ENTRIES start

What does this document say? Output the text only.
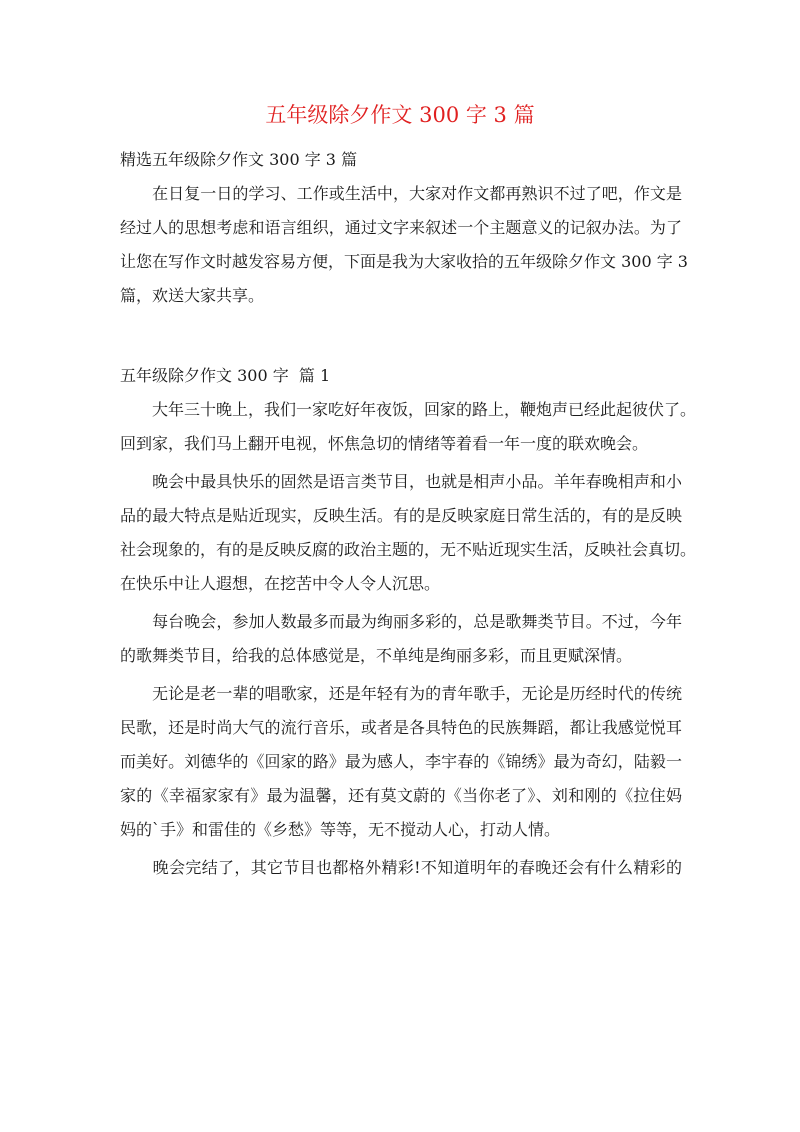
五年级除夕作文 300 字 3 篇

精选五年级除夕作文 300 字 3 篇

　　在日复一日的学习、工作或生活中，大家对作文都再熟识不过了吧，作文是

经过人的思想考虑和语言组织，通过文字来叙述一个主题意义的记叙办法。为了

让您在写作文时越发容易方便，下面是我为大家收拾的五年级除夕作文 300 字 3

篇，欢送大家共享。

五年级除夕作文 300 字  篇 1

　　大年三十晚上，我们一家吃好年夜饭，回家的路上，鞭炮声已经此起彼伏了。

回到家，我们马上翻开电视，怀焦急切的情绪等着看一年一度的联欢晚会。

　　晚会中最具快乐的固然是语言类节目，也就是相声小品。羊年春晚相声和小

品的最大特点是贴近现实，反映生活。有的是反映家庭日常生活的，有的是反映

社会现象的，有的是反映反腐的政治主题的，无不贴近现实生活，反映社会真切。

在快乐中让人遐想，在挖苦中令人令人沉思。

　　每台晚会，参加人数最多而最为绚丽多彩的，总是歌舞类节目。不过，今年

的歌舞类节目，给我的总体感觉是，不单纯是绚丽多彩，而且更赋深情。

　　无论是老一辈的唱歌家，还是年轻有为的青年歌手，无论是历经时代的传统

民歌，还是时尚大气的流行音乐，或者是各具特色的民族舞蹈，都让我感觉悦耳

而美好。刘德华的《回家的路》最为感人，李宇春的《锦绣》最为奇幻，陆毅一

家的《幸福家家有》最为温馨，还有莫文蔚的《当你老了》、刘和刚的《拉住妈

妈的`手》和雷佳的《乡愁》等等，无不搅动人心，打动人情。

　　晚会完结了，其它节目也都格外精彩!不知道明年的春晚还会有什么精彩的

ENTRIES end

EXERCISE DETAILS =
Keep the pictures out of your copy, and repeat every entry above exactly.

EXERCISE RESPONSE =
What does this document say? Output the text only.
五年级除夕作文 300 字 3 篇

精选五年级除夕作文 300 字 3 篇

　　在日复一日的学习、工作或生活中，大家对作文都再熟识不过了吧，作文是

经过人的思想考虑和语言组织，通过文字来叙述一个主题意义的记叙办法。为了

让您在写作文时越发容易方便，下面是我为大家收拾的五年级除夕作文 300 字 3

篇，欢送大家共享。

五年级除夕作文 300 字  篇 1

　　大年三十晚上，我们一家吃好年夜饭，回家的路上，鞭炮声已经此起彼伏了。

回到家，我们马上翻开电视，怀焦急切的情绪等着看一年一度的联欢晚会。

　　晚会中最具快乐的固然是语言类节目，也就是相声小品。羊年春晚相声和小

品的最大特点是贴近现实，反映生活。有的是反映家庭日常生活的，有的是反映

社会现象的，有的是反映反腐的政治主题的，无不贴近现实生活，反映社会真切。

在快乐中让人遐想，在挖苦中令人令人沉思。

　　每台晚会，参加人数最多而最为绚丽多彩的，总是歌舞类节目。不过，今年

的歌舞类节目，给我的总体感觉是，不单纯是绚丽多彩，而且更赋深情。

　　无论是老一辈的唱歌家，还是年轻有为的青年歌手，无论是历经时代的传统

民歌，还是时尚大气的流行音乐，或者是各具特色的民族舞蹈，都让我感觉悦耳

而美好。刘德华的《回家的路》最为感人，李宇春的《锦绣》最为奇幻，陆毅一

家的《幸福家家有》最为温馨，还有莫文蔚的《当你老了》、刘和刚的《拉住妈

妈的`手》和雷佳的《乡愁》等等，无不搅动人心，打动人情。

　　晚会完结了，其它节目也都格外精彩!不知道明年的春晚还会有什么精彩的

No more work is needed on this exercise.